| Work to be completed |
Transcribe the material exactly. Images do not belong in the copy.

──────

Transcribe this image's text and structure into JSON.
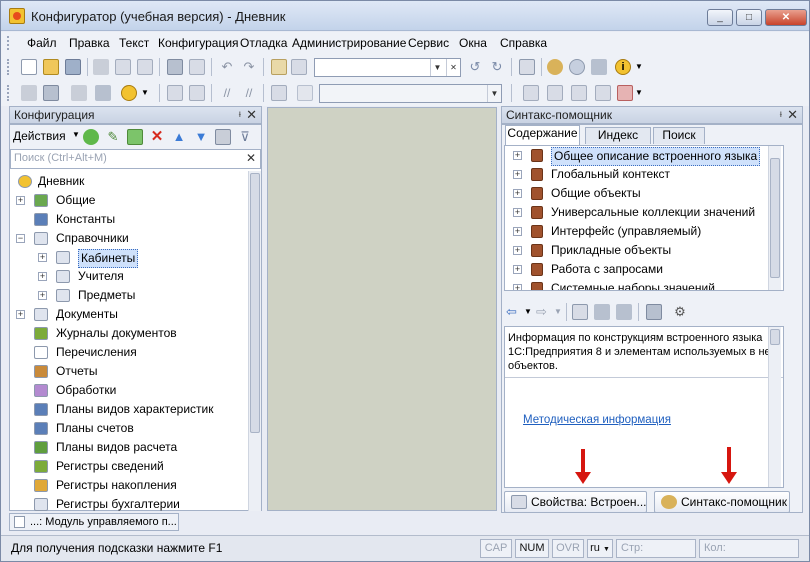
{
  "window": {
    "title": "Конфигуратор (учебная версия) - Дневник",
    "controls": [
      "_",
      "□",
      "✕"
    ]
  },
  "menu": [
    "Файл",
    "Правка",
    "Текст",
    "Конфигурация",
    "Отладка",
    "Администрирование",
    "Сервис",
    "Окна",
    "Справка"
  ],
  "left_panel": {
    "title": "Конфигурация",
    "actions_label": "Действия",
    "search_placeholder": "Поиск (Ctrl+Alt+M)",
    "tree": [
      {
        "label": "Дневник",
        "level": 0,
        "expander": "",
        "icon": "root-icon",
        "selected": false
      },
      {
        "label": "Общие",
        "level": 1,
        "expander": "+",
        "icon": "common-icon",
        "selected": false
      },
      {
        "label": "Константы",
        "level": 1,
        "expander": "",
        "icon": "constants-icon",
        "selected": false
      },
      {
        "label": "Справочники",
        "level": 1,
        "expander": "−",
        "icon": "catalog-icon",
        "selected": false
      },
      {
        "label": "Кабинеты",
        "level": 2,
        "expander": "+",
        "icon": "catalog-icon",
        "selected": true
      },
      {
        "label": "Учителя",
        "level": 2,
        "expander": "+",
        "icon": "catalog-icon",
        "selected": false
      },
      {
        "label": "Предметы",
        "level": 2,
        "expander": "+",
        "icon": "catalog-icon",
        "selected": false
      },
      {
        "label": "Документы",
        "level": 1,
        "expander": "+",
        "icon": "document-icon",
        "selected": false
      },
      {
        "label": "Журналы документов",
        "level": 1,
        "expander": "",
        "icon": "journal-icon",
        "selected": false
      },
      {
        "label": "Перечисления",
        "level": 1,
        "expander": "",
        "icon": "enum-icon",
        "selected": false
      },
      {
        "label": "Отчеты",
        "level": 1,
        "expander": "",
        "icon": "report-icon",
        "selected": false
      },
      {
        "label": "Обработки",
        "level": 1,
        "expander": "",
        "icon": "processing-icon",
        "selected": false
      },
      {
        "label": "Планы видов характеристик",
        "level": 1,
        "expander": "",
        "icon": "chart-types-icon",
        "selected": false
      },
      {
        "label": "Планы счетов",
        "level": 1,
        "expander": "",
        "icon": "accounts-icon",
        "selected": false
      },
      {
        "label": "Планы видов расчета",
        "level": 1,
        "expander": "",
        "icon": "calc-types-icon",
        "selected": false
      },
      {
        "label": "Регистры сведений",
        "level": 1,
        "expander": "",
        "icon": "info-register-icon",
        "selected": false
      },
      {
        "label": "Регистры накопления",
        "level": 1,
        "expander": "",
        "icon": "accum-register-icon",
        "selected": false
      },
      {
        "label": "Регистры бухгалтерии",
        "level": 1,
        "expander": "",
        "icon": "accounting-register-icon",
        "selected": false
      }
    ],
    "bottom_tab": "...: Модуль управляемого п..."
  },
  "syntax_panel": {
    "title": "Синтакс-помощник",
    "tabs": [
      "Содержание",
      "Индекс",
      "Поиск"
    ],
    "topics": [
      {
        "label": "Общее описание встроенного языка",
        "selected": true
      },
      {
        "label": "Глобальный контекст",
        "selected": false
      },
      {
        "label": "Общие объекты",
        "selected": false
      },
      {
        "label": "Универсальные коллекции значений",
        "selected": false
      },
      {
        "label": "Интерфейс (управляемый)",
        "selected": false
      },
      {
        "label": "Прикладные объекты",
        "selected": false
      },
      {
        "label": "Работа с запросами",
        "selected": false
      },
      {
        "label": "Системные наборы значений",
        "selected": false
      }
    ],
    "info_text": "Информация по конструкциям встроенного языка 1С:Предприятия 8 и элементам используемых в нем объектов.",
    "info_link": "Методическая информация",
    "buttons": [
      "Свойства: Встроен...",
      "Синтакс-помощник"
    ]
  },
  "status": {
    "hint": "Для получения подсказки нажмите F1",
    "indicators": [
      "CAP",
      "NUM",
      "OVR"
    ],
    "indicators_on": [
      false,
      true,
      false
    ],
    "lang": "ru",
    "row_label": "Стр:",
    "col_label": "Кол:"
  },
  "colors": {
    "accent_red": "#d6160f",
    "link": "#1f5fbf",
    "selection": "#cfe1fb"
  }
}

──────

| Worked solution |
Transcribe this image's text and structure into JSON.
{
  "window": {
    "title": "Конфигуратор (учебная версия) - Дневник",
    "controls": [
      "_",
      "□",
      "✕"
    ]
  },
  "menu": [
    "Файл",
    "Правка",
    "Текст",
    "Конфигурация",
    "Отладка",
    "Администрирование",
    "Сервис",
    "Окна",
    "Справка"
  ],
  "left_panel": {
    "title": "Конфигурация",
    "actions_label": "Действия",
    "search_placeholder": "Поиск (Ctrl+Alt+M)",
    "tree": [
      {
        "label": "Дневник",
        "level": 0,
        "expander": "",
        "icon": "root-icon",
        "selected": false
      },
      {
        "label": "Общие",
        "level": 1,
        "expander": "+",
        "icon": "common-icon",
        "selected": false
      },
      {
        "label": "Константы",
        "level": 1,
        "expander": "",
        "icon": "constants-icon",
        "selected": false
      },
      {
        "label": "Справочники",
        "level": 1,
        "expander": "−",
        "icon": "catalog-icon",
        "selected": false
      },
      {
        "label": "Кабинеты",
        "level": 2,
        "expander": "+",
        "icon": "catalog-icon",
        "selected": true
      },
      {
        "label": "Учителя",
        "level": 2,
        "expander": "+",
        "icon": "catalog-icon",
        "selected": false
      },
      {
        "label": "Предметы",
        "level": 2,
        "expander": "+",
        "icon": "catalog-icon",
        "selected": false
      },
      {
        "label": "Документы",
        "level": 1,
        "expander": "+",
        "icon": "document-icon",
        "selected": false
      },
      {
        "label": "Журналы документов",
        "level": 1,
        "expander": "",
        "icon": "journal-icon",
        "selected": false
      },
      {
        "label": "Перечисления",
        "level": 1,
        "expander": "",
        "icon": "enum-icon",
        "selected": false
      },
      {
        "label": "Отчеты",
        "level": 1,
        "expander": "",
        "icon": "report-icon",
        "selected": false
      },
      {
        "label": "Обработки",
        "level": 1,
        "expander": "",
        "icon": "processing-icon",
        "selected": false
      },
      {
        "label": "Планы видов характеристик",
        "level": 1,
        "expander": "",
        "icon": "chart-types-icon",
        "selected": false
      },
      {
        "label": "Планы счетов",
        "level": 1,
        "expander": "",
        "icon": "accounts-icon",
        "selected": false
      },
      {
        "label": "Планы видов расчета",
        "level": 1,
        "expander": "",
        "icon": "calc-types-icon",
        "selected": false
      },
      {
        "label": "Регистры сведений",
        "level": 1,
        "expander": "",
        "icon": "info-register-icon",
        "selected": false
      },
      {
        "label": "Регистры накопления",
        "level": 1,
        "expander": "",
        "icon": "accum-register-icon",
        "selected": false
      },
      {
        "label": "Регистры бухгалтерии",
        "level": 1,
        "expander": "",
        "icon": "accounting-register-icon",
        "selected": false
      }
    ],
    "bottom_tab": "...: Модуль управляемого п..."
  },
  "syntax_panel": {
    "title": "Синтакс-помощник",
    "tabs": [
      "Содержание",
      "Индекс",
      "Поиск"
    ],
    "topics": [
      {
        "label": "Общее описание встроенного языка",
        "selected": true
      },
      {
        "label": "Глобальный контекст",
        "selected": false
      },
      {
        "label": "Общие объекты",
        "selected": false
      },
      {
        "label": "Универсальные коллекции значений",
        "selected": false
      },
      {
        "label": "Интерфейс (управляемый)",
        "selected": false
      },
      {
        "label": "Прикладные объекты",
        "selected": false
      },
      {
        "label": "Работа с запросами",
        "selected": false
      },
      {
        "label": "Системные наборы значений",
        "selected": false
      }
    ],
    "info_text": "Информация по конструкциям встроенного языка 1С:Предприятия 8 и элементам используемых в нем объектов.",
    "info_link": "Методическая информация",
    "buttons": [
      "Свойства: Встроен...",
      "Синтакс-помощник"
    ]
  },
  "status": {
    "hint": "Для получения подсказки нажмите F1",
    "indicators": [
      "CAP",
      "NUM",
      "OVR"
    ],
    "indicators_on": [
      false,
      true,
      false
    ],
    "lang": "ru",
    "row_label": "Стр:",
    "col_label": "Кол:"
  },
  "colors": {
    "accent_red": "#d6160f",
    "link": "#1f5fbf",
    "selection": "#cfe1fb"
  }
}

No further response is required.